#### Records supplied

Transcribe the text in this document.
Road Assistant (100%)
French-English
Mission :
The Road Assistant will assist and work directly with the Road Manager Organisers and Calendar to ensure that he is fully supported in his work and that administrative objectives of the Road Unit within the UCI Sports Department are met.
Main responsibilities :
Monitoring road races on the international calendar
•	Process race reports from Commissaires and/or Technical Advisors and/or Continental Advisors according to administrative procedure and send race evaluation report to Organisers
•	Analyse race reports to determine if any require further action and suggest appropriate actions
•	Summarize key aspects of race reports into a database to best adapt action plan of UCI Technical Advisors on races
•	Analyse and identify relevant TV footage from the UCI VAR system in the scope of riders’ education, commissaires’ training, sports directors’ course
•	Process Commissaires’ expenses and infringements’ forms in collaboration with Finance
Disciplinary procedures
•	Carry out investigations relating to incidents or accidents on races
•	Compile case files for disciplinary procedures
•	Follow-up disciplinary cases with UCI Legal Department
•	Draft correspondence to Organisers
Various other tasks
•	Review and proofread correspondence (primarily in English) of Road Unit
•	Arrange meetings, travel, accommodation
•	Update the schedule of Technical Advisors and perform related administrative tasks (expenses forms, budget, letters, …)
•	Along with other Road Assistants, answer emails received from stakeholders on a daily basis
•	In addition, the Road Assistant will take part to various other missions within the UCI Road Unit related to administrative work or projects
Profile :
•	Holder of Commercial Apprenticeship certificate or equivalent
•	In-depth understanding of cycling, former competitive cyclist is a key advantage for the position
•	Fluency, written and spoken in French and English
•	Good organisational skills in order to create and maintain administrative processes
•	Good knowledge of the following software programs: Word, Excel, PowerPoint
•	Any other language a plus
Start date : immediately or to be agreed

########

**Work to do:** Find every line that holds "procedures" and copy it.

**Final result:**
Disciplinary procedures
•	Compile case files for disciplinary procedures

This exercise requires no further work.